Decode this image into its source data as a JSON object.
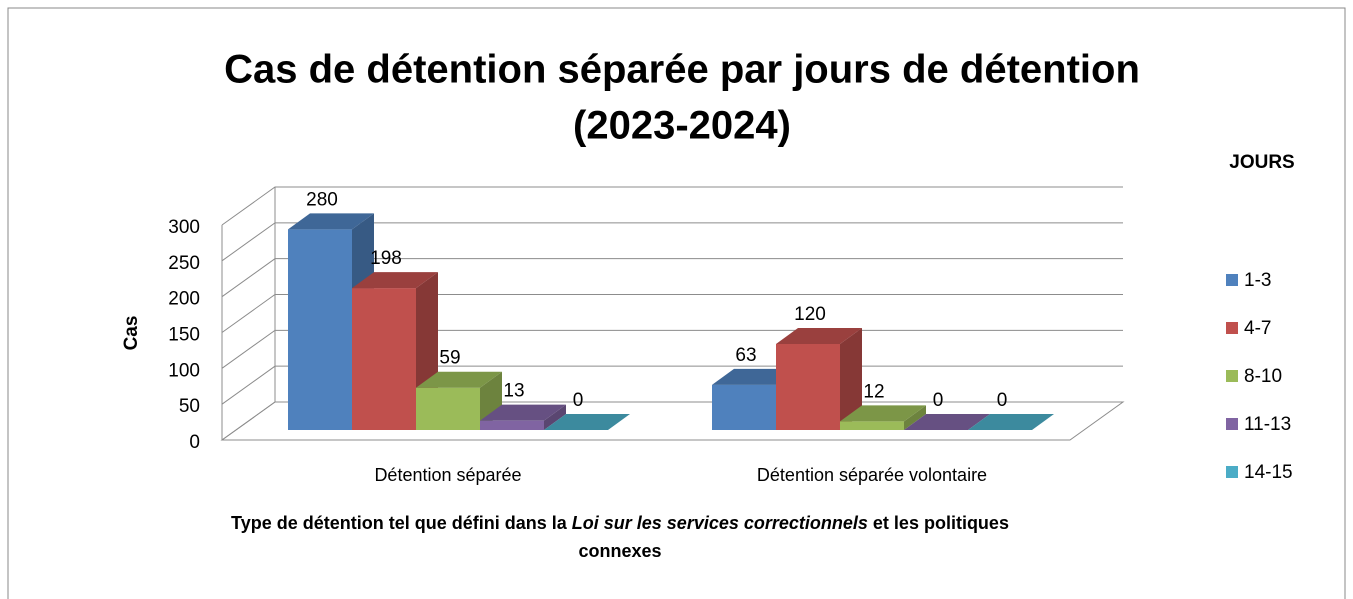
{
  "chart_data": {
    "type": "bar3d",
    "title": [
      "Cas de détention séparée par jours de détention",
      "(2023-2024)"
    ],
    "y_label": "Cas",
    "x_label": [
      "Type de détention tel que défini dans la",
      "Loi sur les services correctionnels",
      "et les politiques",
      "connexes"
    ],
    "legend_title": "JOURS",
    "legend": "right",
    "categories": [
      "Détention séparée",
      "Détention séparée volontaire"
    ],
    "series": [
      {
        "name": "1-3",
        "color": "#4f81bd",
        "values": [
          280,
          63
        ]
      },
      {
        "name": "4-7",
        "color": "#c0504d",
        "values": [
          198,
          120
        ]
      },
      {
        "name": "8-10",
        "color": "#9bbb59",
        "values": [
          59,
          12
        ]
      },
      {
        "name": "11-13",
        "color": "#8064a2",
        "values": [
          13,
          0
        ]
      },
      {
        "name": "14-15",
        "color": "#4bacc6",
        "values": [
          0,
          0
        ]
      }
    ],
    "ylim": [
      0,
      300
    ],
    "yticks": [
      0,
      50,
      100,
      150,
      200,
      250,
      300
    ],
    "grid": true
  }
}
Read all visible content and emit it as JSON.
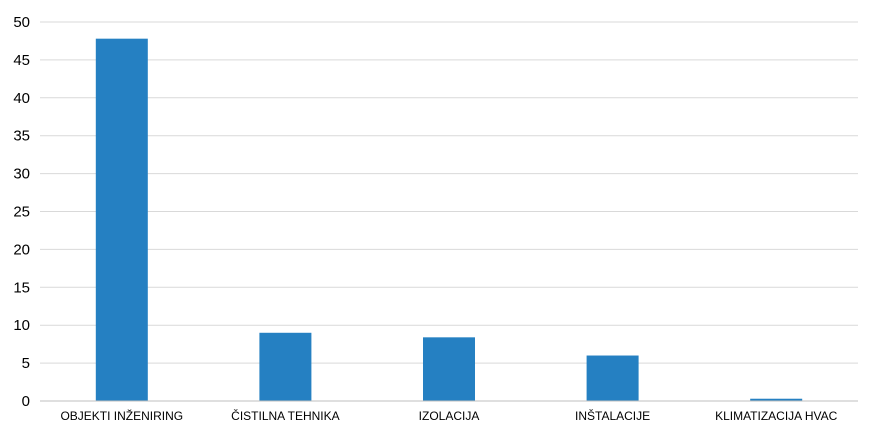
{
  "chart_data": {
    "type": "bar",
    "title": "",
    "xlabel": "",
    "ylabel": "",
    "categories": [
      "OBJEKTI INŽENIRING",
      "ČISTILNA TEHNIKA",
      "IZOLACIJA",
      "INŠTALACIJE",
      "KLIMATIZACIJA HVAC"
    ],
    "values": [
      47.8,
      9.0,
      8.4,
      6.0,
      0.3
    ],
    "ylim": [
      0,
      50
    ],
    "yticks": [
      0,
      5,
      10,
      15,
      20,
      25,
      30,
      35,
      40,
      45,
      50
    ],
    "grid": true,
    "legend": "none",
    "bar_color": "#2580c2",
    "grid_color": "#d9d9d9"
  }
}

++++

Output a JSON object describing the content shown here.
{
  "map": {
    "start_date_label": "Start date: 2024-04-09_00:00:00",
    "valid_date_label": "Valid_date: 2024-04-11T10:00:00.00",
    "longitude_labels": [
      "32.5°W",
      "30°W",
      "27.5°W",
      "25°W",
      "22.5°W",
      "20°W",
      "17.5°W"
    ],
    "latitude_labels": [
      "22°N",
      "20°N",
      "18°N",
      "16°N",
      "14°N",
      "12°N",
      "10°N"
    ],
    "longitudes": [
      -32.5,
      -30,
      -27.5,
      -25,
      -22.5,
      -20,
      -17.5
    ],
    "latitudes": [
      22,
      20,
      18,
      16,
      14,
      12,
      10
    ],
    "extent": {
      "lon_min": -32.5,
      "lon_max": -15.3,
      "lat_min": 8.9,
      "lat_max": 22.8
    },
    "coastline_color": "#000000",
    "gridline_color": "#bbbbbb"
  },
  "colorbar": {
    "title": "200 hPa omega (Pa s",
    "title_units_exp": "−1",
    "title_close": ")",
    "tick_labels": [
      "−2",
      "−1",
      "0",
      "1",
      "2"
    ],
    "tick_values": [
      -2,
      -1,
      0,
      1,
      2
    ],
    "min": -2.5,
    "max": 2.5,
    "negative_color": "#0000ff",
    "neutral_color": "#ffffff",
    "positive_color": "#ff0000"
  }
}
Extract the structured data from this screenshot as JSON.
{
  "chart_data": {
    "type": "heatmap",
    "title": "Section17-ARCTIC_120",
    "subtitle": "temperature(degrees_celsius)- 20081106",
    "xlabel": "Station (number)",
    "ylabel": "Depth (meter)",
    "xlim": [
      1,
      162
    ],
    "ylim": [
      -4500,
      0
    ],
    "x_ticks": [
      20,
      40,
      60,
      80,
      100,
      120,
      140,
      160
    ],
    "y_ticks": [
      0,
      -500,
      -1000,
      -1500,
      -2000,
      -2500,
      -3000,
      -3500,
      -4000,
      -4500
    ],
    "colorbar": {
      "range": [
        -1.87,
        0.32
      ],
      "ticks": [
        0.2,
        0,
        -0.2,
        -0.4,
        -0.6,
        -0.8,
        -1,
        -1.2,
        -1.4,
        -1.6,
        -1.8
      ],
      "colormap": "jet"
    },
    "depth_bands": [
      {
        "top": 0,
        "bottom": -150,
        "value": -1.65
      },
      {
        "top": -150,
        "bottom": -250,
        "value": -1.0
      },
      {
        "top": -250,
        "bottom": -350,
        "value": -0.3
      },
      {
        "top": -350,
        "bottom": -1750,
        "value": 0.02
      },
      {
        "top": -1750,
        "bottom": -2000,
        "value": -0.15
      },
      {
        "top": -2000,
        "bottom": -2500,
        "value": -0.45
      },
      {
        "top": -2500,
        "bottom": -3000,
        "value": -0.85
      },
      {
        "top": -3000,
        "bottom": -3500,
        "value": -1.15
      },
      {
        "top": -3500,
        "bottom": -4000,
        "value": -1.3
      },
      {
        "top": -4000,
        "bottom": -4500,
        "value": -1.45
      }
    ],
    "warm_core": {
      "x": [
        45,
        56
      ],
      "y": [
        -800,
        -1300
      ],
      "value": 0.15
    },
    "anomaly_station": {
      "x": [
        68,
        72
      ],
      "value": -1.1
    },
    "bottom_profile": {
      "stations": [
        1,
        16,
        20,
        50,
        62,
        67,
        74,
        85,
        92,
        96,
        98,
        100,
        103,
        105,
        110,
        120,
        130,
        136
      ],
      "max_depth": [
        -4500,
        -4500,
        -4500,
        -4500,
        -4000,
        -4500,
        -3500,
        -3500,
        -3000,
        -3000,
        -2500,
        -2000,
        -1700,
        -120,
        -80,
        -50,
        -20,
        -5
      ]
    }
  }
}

++++

#### Instruction:
In the entries above, find lines with "content" and copy each.

#### Written response:
Read all visible content and emit it as JSON.
Output a JSON object describing the content shown here.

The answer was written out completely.